*Written task:* What follows is a block of records; reproduce all of it verbatim.
========
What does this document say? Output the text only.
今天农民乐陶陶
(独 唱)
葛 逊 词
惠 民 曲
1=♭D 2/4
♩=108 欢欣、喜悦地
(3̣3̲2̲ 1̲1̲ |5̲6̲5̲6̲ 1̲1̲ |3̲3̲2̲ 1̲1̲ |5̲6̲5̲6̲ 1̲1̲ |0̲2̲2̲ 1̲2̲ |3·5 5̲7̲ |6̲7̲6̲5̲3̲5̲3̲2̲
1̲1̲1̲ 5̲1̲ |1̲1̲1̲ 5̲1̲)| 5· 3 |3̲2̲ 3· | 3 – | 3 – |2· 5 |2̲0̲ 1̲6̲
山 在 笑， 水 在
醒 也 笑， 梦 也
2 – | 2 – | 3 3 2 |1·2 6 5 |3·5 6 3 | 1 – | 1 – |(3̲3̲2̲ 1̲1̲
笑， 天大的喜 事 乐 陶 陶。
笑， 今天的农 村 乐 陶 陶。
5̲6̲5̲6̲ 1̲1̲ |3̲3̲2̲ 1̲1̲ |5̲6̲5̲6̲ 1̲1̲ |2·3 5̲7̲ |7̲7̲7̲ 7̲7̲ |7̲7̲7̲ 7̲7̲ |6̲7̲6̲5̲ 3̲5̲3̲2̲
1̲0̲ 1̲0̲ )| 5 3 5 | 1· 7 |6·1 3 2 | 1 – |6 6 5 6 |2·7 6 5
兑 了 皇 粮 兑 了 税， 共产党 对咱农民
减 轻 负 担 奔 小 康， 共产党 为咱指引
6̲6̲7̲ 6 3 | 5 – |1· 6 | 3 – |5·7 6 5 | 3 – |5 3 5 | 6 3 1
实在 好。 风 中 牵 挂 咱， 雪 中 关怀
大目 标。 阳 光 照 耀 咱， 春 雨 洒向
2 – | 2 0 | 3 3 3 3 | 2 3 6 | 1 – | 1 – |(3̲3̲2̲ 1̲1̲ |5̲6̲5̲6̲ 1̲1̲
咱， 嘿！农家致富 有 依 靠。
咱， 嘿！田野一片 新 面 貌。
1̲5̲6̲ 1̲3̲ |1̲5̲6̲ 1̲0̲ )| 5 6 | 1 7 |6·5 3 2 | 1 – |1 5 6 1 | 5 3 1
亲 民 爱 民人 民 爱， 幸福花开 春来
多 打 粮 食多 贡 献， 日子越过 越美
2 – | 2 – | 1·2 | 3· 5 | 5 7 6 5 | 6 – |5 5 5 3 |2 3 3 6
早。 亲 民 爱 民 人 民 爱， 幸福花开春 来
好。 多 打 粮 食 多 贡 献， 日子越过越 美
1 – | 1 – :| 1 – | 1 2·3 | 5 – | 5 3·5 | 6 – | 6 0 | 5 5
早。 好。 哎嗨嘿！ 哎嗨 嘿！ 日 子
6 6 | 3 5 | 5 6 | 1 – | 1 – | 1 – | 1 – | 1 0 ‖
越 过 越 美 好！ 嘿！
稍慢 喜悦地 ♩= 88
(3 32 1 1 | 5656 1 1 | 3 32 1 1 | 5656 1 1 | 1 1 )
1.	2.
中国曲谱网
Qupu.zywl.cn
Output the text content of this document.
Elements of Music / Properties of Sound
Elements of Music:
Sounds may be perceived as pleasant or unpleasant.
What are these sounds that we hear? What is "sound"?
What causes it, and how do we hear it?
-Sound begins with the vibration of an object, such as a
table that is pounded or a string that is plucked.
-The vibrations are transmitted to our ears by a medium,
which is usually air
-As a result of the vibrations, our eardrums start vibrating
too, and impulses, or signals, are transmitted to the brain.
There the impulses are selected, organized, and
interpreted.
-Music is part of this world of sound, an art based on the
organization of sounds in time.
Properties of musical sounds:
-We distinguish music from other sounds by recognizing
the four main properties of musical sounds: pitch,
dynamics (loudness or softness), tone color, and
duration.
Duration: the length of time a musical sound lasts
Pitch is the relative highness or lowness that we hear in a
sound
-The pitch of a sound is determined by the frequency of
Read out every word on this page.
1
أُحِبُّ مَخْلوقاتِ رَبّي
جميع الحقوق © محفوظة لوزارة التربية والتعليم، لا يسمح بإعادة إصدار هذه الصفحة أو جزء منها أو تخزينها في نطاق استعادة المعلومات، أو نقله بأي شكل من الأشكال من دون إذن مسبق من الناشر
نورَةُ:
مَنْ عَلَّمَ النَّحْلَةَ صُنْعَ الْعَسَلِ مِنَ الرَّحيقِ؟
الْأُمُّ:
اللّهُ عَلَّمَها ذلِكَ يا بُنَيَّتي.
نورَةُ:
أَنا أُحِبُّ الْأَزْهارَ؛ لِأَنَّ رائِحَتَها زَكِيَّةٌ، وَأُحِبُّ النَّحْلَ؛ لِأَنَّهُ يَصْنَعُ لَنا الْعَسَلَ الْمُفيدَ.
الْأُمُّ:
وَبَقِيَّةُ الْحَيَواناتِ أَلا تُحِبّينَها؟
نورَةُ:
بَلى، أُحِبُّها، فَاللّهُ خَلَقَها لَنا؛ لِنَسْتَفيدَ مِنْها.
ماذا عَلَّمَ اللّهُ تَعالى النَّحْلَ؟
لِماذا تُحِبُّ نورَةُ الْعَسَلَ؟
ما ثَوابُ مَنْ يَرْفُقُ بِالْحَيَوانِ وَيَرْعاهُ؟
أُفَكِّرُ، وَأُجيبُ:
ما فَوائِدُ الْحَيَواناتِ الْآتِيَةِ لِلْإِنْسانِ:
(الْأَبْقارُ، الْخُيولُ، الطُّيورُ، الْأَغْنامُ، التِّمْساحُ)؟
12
========
*Output for this task:*
What does this document say? Output the text only.
今天农民乐陶陶
(独 唱)
葛 逊 词
惠 民 曲
1=♭D 2/4
♩=108 欢欣、喜悦地
(3̣3̲2̲ 1̲1̲ |5̲6̲5̲6̲ 1̲1̲ |3̲3̲2̲ 1̲1̲ |5̲6̲5̲6̲ 1̲1̲ |0̲2̲2̲ 1̲2̲ |3·5 5̲7̲ |6̲7̲6̲5̲3̲5̲3̲2̲
1̲1̲1̲ 5̲1̲ |1̲1̲1̲ 5̲1̲)| 5· 3 |3̲2̲ 3· | 3 – | 3 – |2· 5 |2̲0̲ 1̲6̲
山 在 笑， 水 在
醒 也 笑， 梦 也
2 – | 2 – | 3 3 2 |1·2 6 5 |3·5 6 3 | 1 – | 1 – |(3̲3̲2̲ 1̲1̲
笑， 天大的喜 事 乐 陶 陶。
笑， 今天的农 村 乐 陶 陶。
5̲6̲5̲6̲ 1̲1̲ |3̲3̲2̲ 1̲1̲ |5̲6̲5̲6̲ 1̲1̲ |2·3 5̲7̲ |7̲7̲7̲ 7̲7̲ |7̲7̲7̲ 7̲7̲ |6̲7̲6̲5̲ 3̲5̲3̲2̲
1̲0̲ 1̲0̲ )| 5 3 5 | 1· 7 |6·1 3 2 | 1 – |6 6 5 6 |2·7 6 5
兑 了 皇 粮 兑 了 税， 共产党 对咱农民
减 轻 负 担 奔 小 康， 共产党 为咱指引
6̲6̲7̲ 6 3 | 5 – |1· 6 | 3 – |5·7 6 5 | 3 – |5 3 5 | 6 3 1
实在 好。 风 中 牵 挂 咱， 雪 中 关怀
大目 标。 阳 光 照 耀 咱， 春 雨 洒向
2 – | 2 0 | 3 3 3 3 | 2 3 6 | 1 – | 1 – |(3̲3̲2̲ 1̲1̲ |5̲6̲5̲6̲ 1̲1̲
咱， 嘿！农家致富 有 依 靠。
咱， 嘿！田野一片 新 面 貌。
1̲5̲6̲ 1̲3̲ |1̲5̲6̲ 1̲0̲ )| 5 6 | 1 7 |6·5 3 2 | 1 – |1 5 6 1 | 5 3 1
亲 民 爱 民人 民 爱， 幸福花开 春来
多 打 粮 食多 贡 献， 日子越过 越美
2 – | 2 – | 1·2 | 3· 5 | 5 7 6 5 | 6 – |5 5 5 3 |2 3 3 6
早。 亲 民 爱 民 人 民 爱， 幸福花开春 来
好。 多 打 粮 食 多 贡 献， 日子越过越 美
1 – | 1 – :| 1 – | 1 2·3 | 5 – | 5 3·5 | 6 – | 6 0 | 5 5
早。 好。 哎嗨嘿！ 哎嗨 嘿！ 日 子
6 6 | 3 5 | 5 6 | 1 – | 1 – | 1 – | 1 – | 1 0 ‖
越 过 越 美 好！ 嘿！
稍慢 喜悦地 ♩= 88
(3 32 1 1 | 5656 1 1 | 3 32 1 1 | 5656 1 1 | 1 1 )
1.	2.
中国曲谱网
Qupu.zywl.cn
Output the text content of this document.
Elements of Music / Properties of Sound
Elements of Music:
Sounds may be perceived as pleasant or unpleasant.
What are these sounds that we hear? What is "sound"?
What causes it, and how do we hear it?
-Sound begins with the vibration of an object, such as a
table that is pounded or a string that is plucked.
-The vibrations are transmitted to our ears by a medium,
which is usually air
-As a result of the vibrations, our eardrums start vibrating
too, and impulses, or signals, are transmitted to the brain.
There the impulses are selected, organized, and
interpreted.
-Music is part of this world of sound, an art based on the
organization of sounds in time.
Properties of musical sounds:
-We distinguish music from other sounds by recognizing
the four main properties of musical sounds: pitch,
dynamics (loudness or softness), tone color, and
duration.
Duration: the length of time a musical sound lasts
Pitch is the relative highness or lowness that we hear in a
sound
-The pitch of a sound is determined by the frequency of
Read out every word on this page.
1
أُحِبُّ مَخْلوقاتِ رَبّي
جميع الحقوق © محفوظة لوزارة التربية والتعليم، لا يسمح بإعادة إصدار هذه الصفحة أو جزء منها أو تخزينها في نطاق استعادة المعلومات، أو نقله بأي شكل من الأشكال من دون إذن مسبق من الناشر
نورَةُ:
مَنْ عَلَّمَ النَّحْلَةَ صُنْعَ الْعَسَلِ مِنَ الرَّحيقِ؟
الْأُمُّ:
اللّهُ عَلَّمَها ذلِكَ يا بُنَيَّتي.
نورَةُ:
أَنا أُحِبُّ الْأَزْهارَ؛ لِأَنَّ رائِحَتَها زَكِيَّةٌ، وَأُحِبُّ النَّحْلَ؛ لِأَنَّهُ يَصْنَعُ لَنا الْعَسَلَ الْمُفيدَ.
الْأُمُّ:
وَبَقِيَّةُ الْحَيَواناتِ أَلا تُحِبّينَها؟
نورَةُ:
بَلى، أُحِبُّها، فَاللّهُ خَلَقَها لَنا؛ لِنَسْتَفيدَ مِنْها.
ماذا عَلَّمَ اللّهُ تَعالى النَّحْلَ؟
لِماذا تُحِبُّ نورَةُ الْعَسَلَ؟
ما ثَوابُ مَنْ يَرْفُقُ بِالْحَيَوانِ وَيَرْعاهُ؟
أُفَكِّرُ، وَأُجيبُ:
ما فَوائِدُ الْحَيَواناتِ الْآتِيَةِ لِلْإِنْسانِ:
(الْأَبْقارُ، الْخُيولُ، الطُّيورُ، الْأَغْنامُ، التِّمْساحُ)؟
12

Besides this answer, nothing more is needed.